Given exercise:
Reproduce the lines of the listing below verbatim, beginning with the line that contains "action-parameters-form: *Table name" and ending after the line that contains "field-label: Address 1: Street 2: [17, 461, 213, 491]", with both of those lines included.

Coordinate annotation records
☆ ☆ ☆ ☆ ☆ ☆ ☆

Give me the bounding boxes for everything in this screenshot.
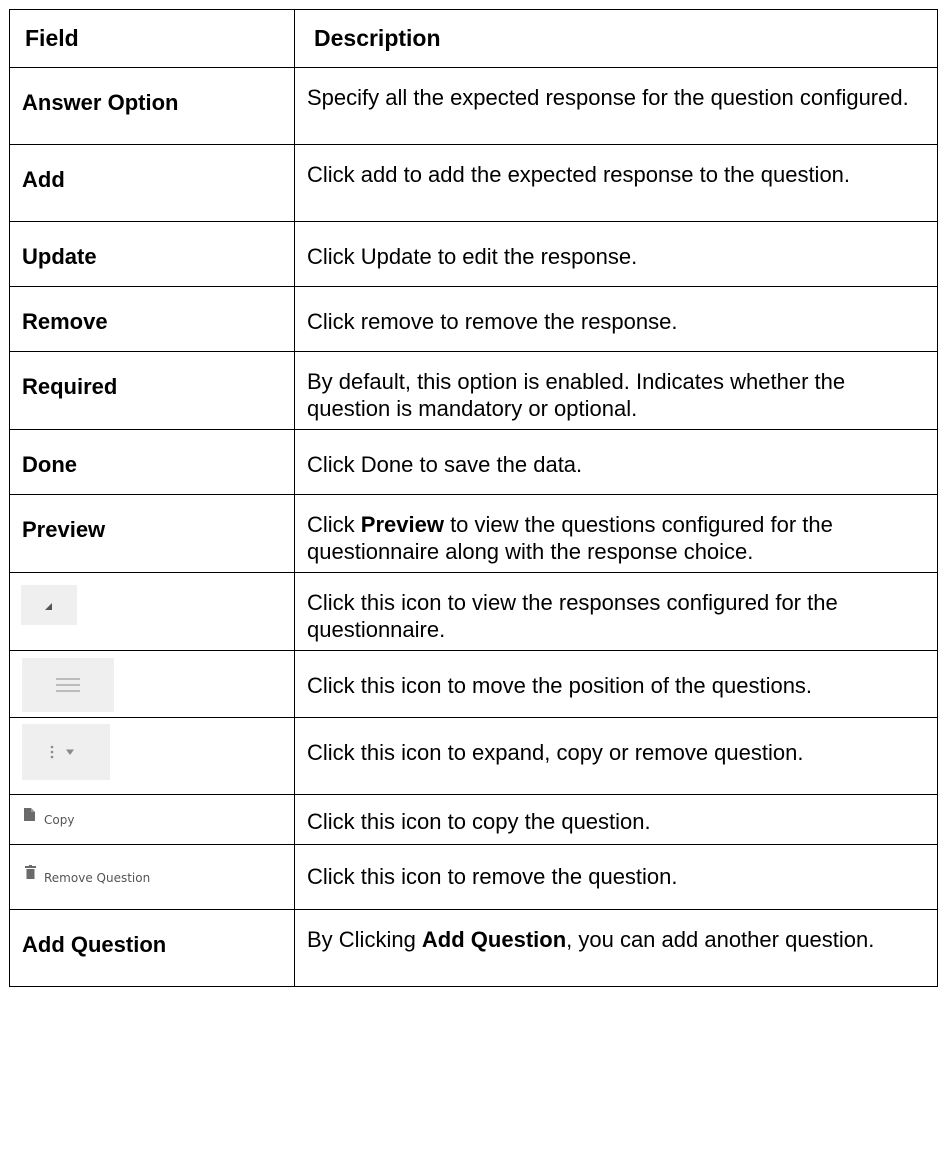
description-header: Description	[294, 9, 938, 68]
description-cell: Click remove to remove the response.	[294, 286, 938, 352]
description-cell: Click this icon to copy the question.	[294, 794, 938, 845]
description-cell: Click Preview to view the questions conf…	[294, 494, 938, 573]
icon-cell	[9, 717, 295, 795]
field-cell: Required	[9, 351, 295, 430]
field-cell: Done	[9, 429, 295, 495]
icon-cell	[9, 572, 295, 651]
copy-icon	[24, 808, 35, 821]
field-description-table: Field Description Answer Option Specify …	[9, 9, 938, 987]
icon-cell: Remove Question	[9, 844, 295, 910]
table-row: Preview Click Preview to view the questi…	[9, 494, 938, 573]
table-row: Answer Option Specify all the expected r…	[9, 67, 938, 145]
table-row: Click this icon to expand, copy or remov…	[9, 717, 938, 795]
table-row: Remove Click remove to remove the respon…	[9, 286, 938, 352]
table-row: Remove Question Click this icon to remov…	[9, 844, 938, 910]
description-cell: Click this icon to remove the question.	[294, 844, 938, 910]
more-menu-icon	[22, 724, 110, 780]
table-row: Done Click Done to save the data.	[9, 429, 938, 495]
icon-cell	[9, 650, 295, 718]
table-header-row: Field Description	[9, 9, 938, 68]
description-text: Click	[307, 512, 361, 537]
description-cell: Click this icon to view the responses co…	[294, 572, 938, 651]
field-cell: Preview	[9, 494, 295, 573]
table-row: Update Click Update to edit the response…	[9, 221, 938, 287]
description-cell: Click Update to edit the response.	[294, 221, 938, 287]
field-cell: Add	[9, 144, 295, 222]
table-row: Required By default, this option is enab…	[9, 351, 938, 430]
trash-icon	[25, 865, 36, 879]
table-row: Copy Click this icon to copy the questio…	[9, 794, 938, 845]
description-text: , you can add another question.	[566, 927, 875, 952]
description-cell: Specify all the expected response for th…	[294, 67, 938, 145]
drag-handle-icon	[22, 658, 114, 712]
field-cell: Remove	[9, 286, 295, 352]
table-row: Add Question By Clicking Add Question, y…	[9, 909, 938, 987]
description-cell: By Clicking Add Question, you can add an…	[294, 909, 938, 987]
description-cell: By default, this option is enabled. Indi…	[294, 351, 938, 430]
copy-label: Copy	[44, 813, 75, 827]
description-cell: Click Done to save the data.	[294, 429, 938, 495]
description-cell: Click this icon to expand, copy or remov…	[294, 717, 938, 795]
resize-corner-icon	[21, 585, 77, 625]
table-row: Click this icon to view the responses co…	[9, 572, 938, 651]
field-cell: Update	[9, 221, 295, 287]
table-row: Click this icon to move the position of …	[9, 650, 938, 718]
description-bold-text: Preview	[360, 512, 444, 537]
table-row: Add Click add to add the expected respon…	[9, 144, 938, 222]
field-cell: Answer Option	[9, 67, 295, 145]
icon-cell: Copy	[9, 794, 295, 845]
description-cell: Click this icon to move the position of …	[294, 650, 938, 718]
description-cell: Click add to add the expected response t…	[294, 144, 938, 222]
remove-question-label: Remove Question	[44, 871, 151, 885]
description-text: By Clicking	[307, 927, 422, 952]
description-bold-text: Add Question	[421, 927, 567, 952]
field-cell: Add Question	[9, 909, 295, 987]
field-header: Field	[9, 9, 295, 68]
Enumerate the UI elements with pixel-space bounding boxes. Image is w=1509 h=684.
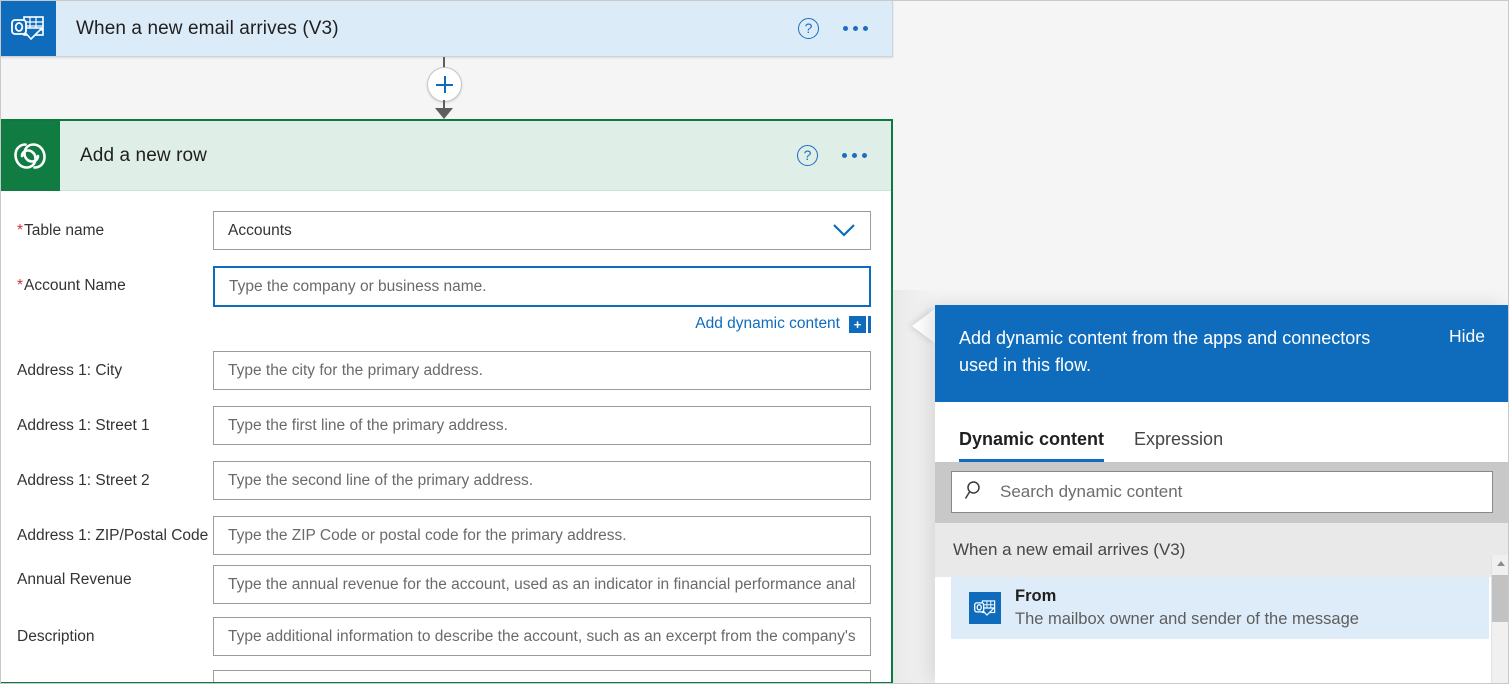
action-parameters-form: *Table name *Acc: [0, 191, 891, 684]
field-label: Address 1: Street 1: [17, 406, 213, 436]
action-card: Add a new row ? *Table name: [0, 119, 893, 684]
step-connector: [0, 57, 893, 119]
flyout-tabs: Dynamic content Expression: [935, 402, 1509, 462]
tab-dynamic-content[interactable]: Dynamic content: [959, 429, 1104, 462]
form-row-address1-street2: Address 1: Street 2: [17, 461, 869, 500]
field-label: Address 1: City: [17, 351, 213, 381]
search-icon: [964, 479, 986, 506]
description-input[interactable]: [213, 617, 871, 656]
table-name-select[interactable]: [213, 211, 871, 250]
search-dynamic-content-input[interactable]: [998, 481, 1480, 503]
dataverse-icon: [0, 121, 60, 191]
hide-flyout-button[interactable]: Hide: [1449, 325, 1485, 347]
form-row-description: Description: [17, 617, 869, 656]
trigger-title: When a new email arrives (V3): [76, 18, 798, 40]
tab-expression[interactable]: Expression: [1134, 429, 1223, 462]
field-label: Address 1: Street 2: [17, 461, 213, 491]
account-name-input[interactable]: [213, 266, 871, 307]
field-label: *Table name: [17, 211, 213, 241]
address1-street1-input[interactable]: [213, 406, 871, 445]
address1-city-input[interactable]: [213, 351, 871, 390]
outlook-icon: [0, 1, 56, 56]
more-options-icon[interactable]: [841, 20, 870, 37]
scroll-up-icon[interactable]: [1492, 555, 1509, 572]
add-dynamic-content-badge-icon[interactable]: +: [849, 316, 866, 333]
address1-street2-input[interactable]: [213, 461, 871, 500]
flyout-search-band: [935, 462, 1509, 523]
search-box[interactable]: [951, 471, 1493, 513]
dynamic-content-item-title: From: [1015, 585, 1359, 607]
add-dynamic-content-link[interactable]: Add dynamic content: [695, 315, 840, 333]
help-icon[interactable]: ?: [797, 145, 818, 166]
scrollbar-thumb[interactable]: [1492, 575, 1509, 622]
flyout-banner-text: Add dynamic content from the apps and co…: [959, 325, 1411, 379]
required-marker: *: [17, 277, 23, 294]
flow-designer-canvas: When a new email arrives (V3) ?: [0, 0, 1509, 684]
add-step-icon[interactable]: [427, 67, 462, 102]
flyout-banner: Add dynamic content from the apps and co…: [935, 305, 1509, 402]
dynamic-content-item-from[interactable]: From The mailbox owner and sender of the…: [951, 577, 1489, 639]
field-label: *Account Name: [17, 266, 213, 296]
form-row-table-name: *Table name: [17, 211, 869, 250]
field-label: Address 1: ZIP/Postal Code: [17, 516, 213, 546]
address1-zip-input[interactable]: [213, 516, 871, 555]
dynamic-content-flyout: Add dynamic content from the apps and co…: [935, 305, 1509, 684]
trigger-card[interactable]: When a new email arrives (V3) ?: [0, 0, 893, 57]
add-dynamic-content-row: Add dynamic content +: [213, 315, 871, 333]
flow-steps-column: When a new email arrives (V3) ?: [0, 0, 893, 684]
action-header-actions: ?: [797, 145, 869, 166]
help-icon[interactable]: ?: [798, 18, 819, 39]
action-card-header[interactable]: Add a new row ?: [0, 121, 891, 191]
form-row-annual-revenue: Annual Revenue: [17, 565, 869, 604]
field-label: Annual Revenue: [17, 565, 213, 590]
dynamic-content-group-header: When a new email arrives (V3): [935, 523, 1509, 577]
trigger-header-actions: ?: [798, 18, 870, 39]
form-row-address1-city: Address 1: City: [17, 351, 869, 390]
form-row-account-name: *Account Name Add dynamic content +: [17, 266, 869, 333]
dynamic-content-item-description: The mailbox owner and sender of the mess…: [1015, 607, 1359, 631]
form-row-address1-street1: Address 1: Street 1: [17, 406, 869, 445]
field-label: Main Phone: [17, 670, 213, 684]
annual-revenue-input[interactable]: [213, 565, 871, 604]
form-row-main-phone: Main Phone: [17, 670, 869, 684]
required-marker: *: [17, 222, 23, 239]
flyout-pointer-icon: [912, 308, 936, 344]
flyout-shadow: [893, 290, 937, 684]
outlook-icon: [969, 592, 1001, 624]
main-phone-input[interactable]: [213, 670, 871, 684]
more-options-icon[interactable]: [840, 147, 869, 164]
form-row-address1-zip: Address 1: ZIP/Postal Code: [17, 516, 869, 555]
field-label: Description: [17, 617, 213, 647]
text-caret: [868, 316, 871, 333]
flyout-scrollbar[interactable]: [1491, 555, 1509, 684]
connector-arrow-icon: [435, 108, 453, 119]
action-title: Add a new row: [80, 145, 797, 167]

☆ ☆ ☆ ☆ ☆ ☆ ☆

Task result:
action-parameters-form: *Table name *Acc: [0, 191, 891, 684]
field-label: Address 1: Street 1: [17, 406, 213, 436]
action-card: Add a new row ? *Table name: [0, 119, 893, 684]
step-connector: [0, 57, 893, 119]
flyout-tabs: Dynamic content Expression: [935, 402, 1509, 462]
tab-dynamic-content[interactable]: Dynamic content: [959, 429, 1104, 462]
form-row-address1-street2: Address 1: Street 2: [17, 461, 869, 500]
field-label: Address 1: City: [17, 351, 213, 381]
search-icon: [964, 479, 986, 506]
description-input[interactable]: [213, 617, 871, 656]
table-name-select[interactable]: [213, 211, 871, 250]
search-dynamic-content-input[interactable]: [998, 481, 1480, 503]
dataverse-icon: [0, 121, 60, 191]
hide-flyout-button[interactable]: Hide: [1449, 325, 1485, 347]
form-row-description: Description: [17, 617, 869, 656]
trigger-title: When a new email arrives (V3): [76, 18, 798, 40]
tab-expression[interactable]: Expression: [1134, 429, 1223, 462]
field-label: Address 1: Street 2: [17, 461, 213, 491]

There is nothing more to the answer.